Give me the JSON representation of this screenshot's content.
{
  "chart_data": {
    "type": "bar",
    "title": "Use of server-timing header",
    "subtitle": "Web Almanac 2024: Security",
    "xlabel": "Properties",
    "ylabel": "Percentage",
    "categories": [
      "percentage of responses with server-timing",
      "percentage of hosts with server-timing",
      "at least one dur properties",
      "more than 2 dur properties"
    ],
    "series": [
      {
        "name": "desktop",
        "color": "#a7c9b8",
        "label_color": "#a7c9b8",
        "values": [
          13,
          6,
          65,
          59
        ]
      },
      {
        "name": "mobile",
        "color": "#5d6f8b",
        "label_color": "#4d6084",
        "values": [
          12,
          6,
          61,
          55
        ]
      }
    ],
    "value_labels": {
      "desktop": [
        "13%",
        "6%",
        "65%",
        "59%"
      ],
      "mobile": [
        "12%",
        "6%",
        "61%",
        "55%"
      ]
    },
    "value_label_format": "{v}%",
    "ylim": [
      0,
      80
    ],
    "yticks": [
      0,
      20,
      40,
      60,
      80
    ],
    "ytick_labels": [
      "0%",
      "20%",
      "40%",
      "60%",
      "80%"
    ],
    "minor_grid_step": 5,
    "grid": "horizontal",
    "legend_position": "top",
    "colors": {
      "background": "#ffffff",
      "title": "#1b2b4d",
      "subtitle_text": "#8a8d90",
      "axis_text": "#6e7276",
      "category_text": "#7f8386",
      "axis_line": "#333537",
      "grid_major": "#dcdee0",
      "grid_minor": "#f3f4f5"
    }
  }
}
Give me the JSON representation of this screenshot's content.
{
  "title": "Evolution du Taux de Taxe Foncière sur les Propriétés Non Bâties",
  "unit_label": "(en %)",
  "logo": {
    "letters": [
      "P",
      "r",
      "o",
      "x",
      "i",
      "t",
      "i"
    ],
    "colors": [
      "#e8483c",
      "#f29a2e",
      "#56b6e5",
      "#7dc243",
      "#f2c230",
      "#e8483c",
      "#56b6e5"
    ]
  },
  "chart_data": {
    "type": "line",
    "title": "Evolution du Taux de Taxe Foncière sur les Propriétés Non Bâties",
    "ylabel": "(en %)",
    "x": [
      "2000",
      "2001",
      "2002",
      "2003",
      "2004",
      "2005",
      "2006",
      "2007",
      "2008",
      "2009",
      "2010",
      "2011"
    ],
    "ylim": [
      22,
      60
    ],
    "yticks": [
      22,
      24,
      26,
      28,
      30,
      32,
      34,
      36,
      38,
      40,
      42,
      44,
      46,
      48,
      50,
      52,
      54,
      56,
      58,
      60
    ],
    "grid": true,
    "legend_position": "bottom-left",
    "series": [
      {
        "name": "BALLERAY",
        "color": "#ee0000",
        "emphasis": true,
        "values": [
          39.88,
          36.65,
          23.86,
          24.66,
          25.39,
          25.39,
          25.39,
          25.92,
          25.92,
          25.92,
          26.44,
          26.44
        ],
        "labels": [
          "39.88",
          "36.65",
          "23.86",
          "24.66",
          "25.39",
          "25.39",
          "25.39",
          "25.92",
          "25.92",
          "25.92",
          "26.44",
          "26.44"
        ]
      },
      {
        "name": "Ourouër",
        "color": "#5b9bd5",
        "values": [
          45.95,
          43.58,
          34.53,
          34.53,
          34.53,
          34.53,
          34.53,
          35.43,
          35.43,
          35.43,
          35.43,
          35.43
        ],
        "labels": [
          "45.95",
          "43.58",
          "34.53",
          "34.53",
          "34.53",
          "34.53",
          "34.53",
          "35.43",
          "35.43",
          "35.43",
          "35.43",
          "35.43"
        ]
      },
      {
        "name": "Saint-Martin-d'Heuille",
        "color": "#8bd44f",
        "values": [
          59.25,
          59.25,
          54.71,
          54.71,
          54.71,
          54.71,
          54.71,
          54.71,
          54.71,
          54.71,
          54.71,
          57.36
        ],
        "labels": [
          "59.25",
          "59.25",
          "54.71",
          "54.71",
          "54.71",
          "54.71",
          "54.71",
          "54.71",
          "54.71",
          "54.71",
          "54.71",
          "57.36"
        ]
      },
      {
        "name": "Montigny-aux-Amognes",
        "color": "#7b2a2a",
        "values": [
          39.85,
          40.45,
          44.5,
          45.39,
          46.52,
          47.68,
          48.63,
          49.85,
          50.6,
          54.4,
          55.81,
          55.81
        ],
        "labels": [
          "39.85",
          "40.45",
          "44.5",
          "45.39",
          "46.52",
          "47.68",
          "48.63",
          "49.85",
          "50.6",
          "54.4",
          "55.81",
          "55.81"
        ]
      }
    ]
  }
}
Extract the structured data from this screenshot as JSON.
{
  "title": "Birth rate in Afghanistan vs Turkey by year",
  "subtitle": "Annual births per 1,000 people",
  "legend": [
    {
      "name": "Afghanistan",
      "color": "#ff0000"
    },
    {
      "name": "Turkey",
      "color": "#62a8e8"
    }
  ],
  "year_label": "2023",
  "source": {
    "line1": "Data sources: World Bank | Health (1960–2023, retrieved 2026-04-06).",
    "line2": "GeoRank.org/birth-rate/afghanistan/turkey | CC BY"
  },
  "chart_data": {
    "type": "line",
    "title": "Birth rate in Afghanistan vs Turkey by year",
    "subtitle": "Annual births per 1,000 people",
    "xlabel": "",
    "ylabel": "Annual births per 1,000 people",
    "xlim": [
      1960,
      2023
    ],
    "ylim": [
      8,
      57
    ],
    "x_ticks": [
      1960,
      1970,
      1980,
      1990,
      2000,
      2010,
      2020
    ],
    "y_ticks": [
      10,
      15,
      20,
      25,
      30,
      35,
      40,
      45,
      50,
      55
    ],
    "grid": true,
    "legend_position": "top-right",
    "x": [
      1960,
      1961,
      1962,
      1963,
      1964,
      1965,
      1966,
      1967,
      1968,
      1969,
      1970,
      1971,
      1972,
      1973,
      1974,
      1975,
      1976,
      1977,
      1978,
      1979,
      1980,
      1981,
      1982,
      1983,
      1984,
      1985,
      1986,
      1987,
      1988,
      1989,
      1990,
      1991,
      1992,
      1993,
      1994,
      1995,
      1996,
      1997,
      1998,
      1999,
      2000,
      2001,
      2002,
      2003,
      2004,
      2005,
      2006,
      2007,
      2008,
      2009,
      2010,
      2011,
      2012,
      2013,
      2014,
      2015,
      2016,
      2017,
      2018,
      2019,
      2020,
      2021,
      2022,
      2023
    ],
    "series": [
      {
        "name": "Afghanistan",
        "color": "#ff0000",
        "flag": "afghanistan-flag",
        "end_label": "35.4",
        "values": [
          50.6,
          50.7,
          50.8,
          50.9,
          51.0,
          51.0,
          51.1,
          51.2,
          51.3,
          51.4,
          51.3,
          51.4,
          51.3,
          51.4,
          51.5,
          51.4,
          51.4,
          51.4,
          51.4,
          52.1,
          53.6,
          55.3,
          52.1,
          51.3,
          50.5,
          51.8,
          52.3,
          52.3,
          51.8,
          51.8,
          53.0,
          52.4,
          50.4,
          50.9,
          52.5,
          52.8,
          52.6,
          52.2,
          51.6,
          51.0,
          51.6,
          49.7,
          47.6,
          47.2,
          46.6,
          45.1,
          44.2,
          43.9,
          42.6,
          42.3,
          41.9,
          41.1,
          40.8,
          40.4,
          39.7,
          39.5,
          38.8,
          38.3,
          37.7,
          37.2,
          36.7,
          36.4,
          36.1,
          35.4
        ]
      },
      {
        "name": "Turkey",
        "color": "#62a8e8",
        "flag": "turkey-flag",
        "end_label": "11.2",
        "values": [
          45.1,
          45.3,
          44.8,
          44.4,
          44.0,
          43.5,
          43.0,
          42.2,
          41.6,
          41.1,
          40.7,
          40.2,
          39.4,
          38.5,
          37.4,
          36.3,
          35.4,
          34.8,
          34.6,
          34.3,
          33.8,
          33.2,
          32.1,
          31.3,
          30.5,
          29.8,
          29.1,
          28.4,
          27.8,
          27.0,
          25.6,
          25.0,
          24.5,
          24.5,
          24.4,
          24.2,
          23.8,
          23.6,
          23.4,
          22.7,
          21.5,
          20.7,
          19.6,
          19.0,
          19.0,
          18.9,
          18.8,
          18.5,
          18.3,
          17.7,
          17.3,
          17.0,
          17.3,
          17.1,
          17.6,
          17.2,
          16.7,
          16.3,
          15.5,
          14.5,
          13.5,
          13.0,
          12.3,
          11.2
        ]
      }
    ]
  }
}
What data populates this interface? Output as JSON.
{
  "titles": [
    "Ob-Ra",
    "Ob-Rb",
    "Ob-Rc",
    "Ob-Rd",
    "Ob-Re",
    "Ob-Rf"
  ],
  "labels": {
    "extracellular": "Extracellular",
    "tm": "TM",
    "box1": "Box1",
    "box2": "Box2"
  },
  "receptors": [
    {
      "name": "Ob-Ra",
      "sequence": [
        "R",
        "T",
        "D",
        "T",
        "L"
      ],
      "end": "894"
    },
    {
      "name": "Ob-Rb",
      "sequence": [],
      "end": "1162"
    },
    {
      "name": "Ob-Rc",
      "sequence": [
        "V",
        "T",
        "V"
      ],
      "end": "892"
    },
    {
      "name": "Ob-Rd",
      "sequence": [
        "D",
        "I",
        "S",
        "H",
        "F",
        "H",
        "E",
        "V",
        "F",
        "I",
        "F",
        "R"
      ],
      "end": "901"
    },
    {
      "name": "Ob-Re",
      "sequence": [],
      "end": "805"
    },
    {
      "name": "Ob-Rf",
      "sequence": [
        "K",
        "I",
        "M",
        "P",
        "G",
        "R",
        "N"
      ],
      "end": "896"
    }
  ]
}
- - -
### Stated exercise
From the entries, copy out each line containing the word "people".

### Full answer
  "subtitle": "Annual births per 1,000 people",
    "subtitle": "Annual births per 1,000 people",
    "ylabel": "Annual births per 1,000 people",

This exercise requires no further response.